### What to do:
Revise the material from its start through the line containing "axes: −40 −30" by changing every "isotherm-gridline" to "isotherm-line", and give that stretch back with all else unchanged.

··· Exercise material ···

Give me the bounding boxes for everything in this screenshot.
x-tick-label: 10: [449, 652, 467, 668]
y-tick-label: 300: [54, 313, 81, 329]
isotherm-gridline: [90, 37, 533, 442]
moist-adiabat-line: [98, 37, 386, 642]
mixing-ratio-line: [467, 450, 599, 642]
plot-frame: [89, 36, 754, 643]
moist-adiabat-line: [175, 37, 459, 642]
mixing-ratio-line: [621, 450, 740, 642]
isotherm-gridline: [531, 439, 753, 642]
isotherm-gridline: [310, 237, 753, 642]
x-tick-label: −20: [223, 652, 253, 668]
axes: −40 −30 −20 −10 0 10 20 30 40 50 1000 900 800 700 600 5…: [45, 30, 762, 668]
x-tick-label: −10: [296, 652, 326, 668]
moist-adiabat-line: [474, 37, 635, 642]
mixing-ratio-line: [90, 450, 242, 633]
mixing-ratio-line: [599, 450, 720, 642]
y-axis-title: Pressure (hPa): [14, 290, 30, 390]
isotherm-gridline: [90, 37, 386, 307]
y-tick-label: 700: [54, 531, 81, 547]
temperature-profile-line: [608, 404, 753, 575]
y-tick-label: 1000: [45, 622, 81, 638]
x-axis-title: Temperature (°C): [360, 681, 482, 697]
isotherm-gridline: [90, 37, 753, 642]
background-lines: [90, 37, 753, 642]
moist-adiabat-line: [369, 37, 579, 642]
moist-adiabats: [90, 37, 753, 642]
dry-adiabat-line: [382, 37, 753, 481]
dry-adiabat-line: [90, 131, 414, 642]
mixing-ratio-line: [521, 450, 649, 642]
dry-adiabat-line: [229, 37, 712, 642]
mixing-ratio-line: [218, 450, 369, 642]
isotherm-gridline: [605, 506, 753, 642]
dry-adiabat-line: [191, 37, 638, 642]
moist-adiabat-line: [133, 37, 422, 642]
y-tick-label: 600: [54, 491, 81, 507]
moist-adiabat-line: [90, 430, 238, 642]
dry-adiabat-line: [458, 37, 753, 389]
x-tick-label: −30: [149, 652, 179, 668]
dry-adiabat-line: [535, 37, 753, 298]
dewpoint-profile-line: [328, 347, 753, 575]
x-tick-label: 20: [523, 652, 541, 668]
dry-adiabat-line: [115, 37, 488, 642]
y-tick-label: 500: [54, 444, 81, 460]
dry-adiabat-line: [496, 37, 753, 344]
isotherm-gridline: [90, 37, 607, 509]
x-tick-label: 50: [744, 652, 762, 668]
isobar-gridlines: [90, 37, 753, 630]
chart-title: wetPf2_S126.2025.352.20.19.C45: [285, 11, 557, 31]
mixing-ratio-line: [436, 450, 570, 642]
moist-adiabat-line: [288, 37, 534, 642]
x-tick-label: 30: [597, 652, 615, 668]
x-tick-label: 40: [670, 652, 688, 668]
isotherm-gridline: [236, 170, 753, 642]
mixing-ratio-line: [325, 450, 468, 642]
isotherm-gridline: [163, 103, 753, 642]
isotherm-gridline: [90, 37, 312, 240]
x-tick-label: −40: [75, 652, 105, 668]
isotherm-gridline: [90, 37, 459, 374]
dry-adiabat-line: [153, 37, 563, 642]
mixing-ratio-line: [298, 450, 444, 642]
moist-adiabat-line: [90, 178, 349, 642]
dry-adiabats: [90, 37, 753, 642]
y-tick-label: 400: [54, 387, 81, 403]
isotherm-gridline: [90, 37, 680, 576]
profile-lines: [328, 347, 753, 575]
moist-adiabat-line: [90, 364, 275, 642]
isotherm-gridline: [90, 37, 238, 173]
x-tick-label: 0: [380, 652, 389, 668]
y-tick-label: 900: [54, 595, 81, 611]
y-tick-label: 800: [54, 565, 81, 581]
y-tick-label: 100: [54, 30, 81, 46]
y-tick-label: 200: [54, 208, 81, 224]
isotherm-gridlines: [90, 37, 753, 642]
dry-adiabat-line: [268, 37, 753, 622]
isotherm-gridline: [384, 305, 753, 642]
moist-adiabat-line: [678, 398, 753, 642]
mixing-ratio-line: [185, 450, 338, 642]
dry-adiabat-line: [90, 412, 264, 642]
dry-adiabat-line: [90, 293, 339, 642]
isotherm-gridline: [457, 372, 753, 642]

···

### Task output:
Give me the bounding boxes for everything in this screenshot.
x-tick-label: 10: [449, 652, 467, 668]
y-tick-label: 300: [54, 313, 81, 329]
isotherm-line: [90, 37, 533, 442]
moist-adiabat-line: [98, 37, 386, 642]
mixing-ratio-line: [467, 450, 599, 642]
plot-frame: [89, 36, 754, 643]
moist-adiabat-line: [175, 37, 459, 642]
mixing-ratio-line: [621, 450, 740, 642]
isotherm-line: [531, 439, 753, 642]
isotherm-line: [310, 237, 753, 642]
x-tick-label: −20: [223, 652, 253, 668]
axes: −40 −30 −20 −10 0 10 20 30 40 50 1000 900 800 700 600 5…: [45, 30, 762, 668]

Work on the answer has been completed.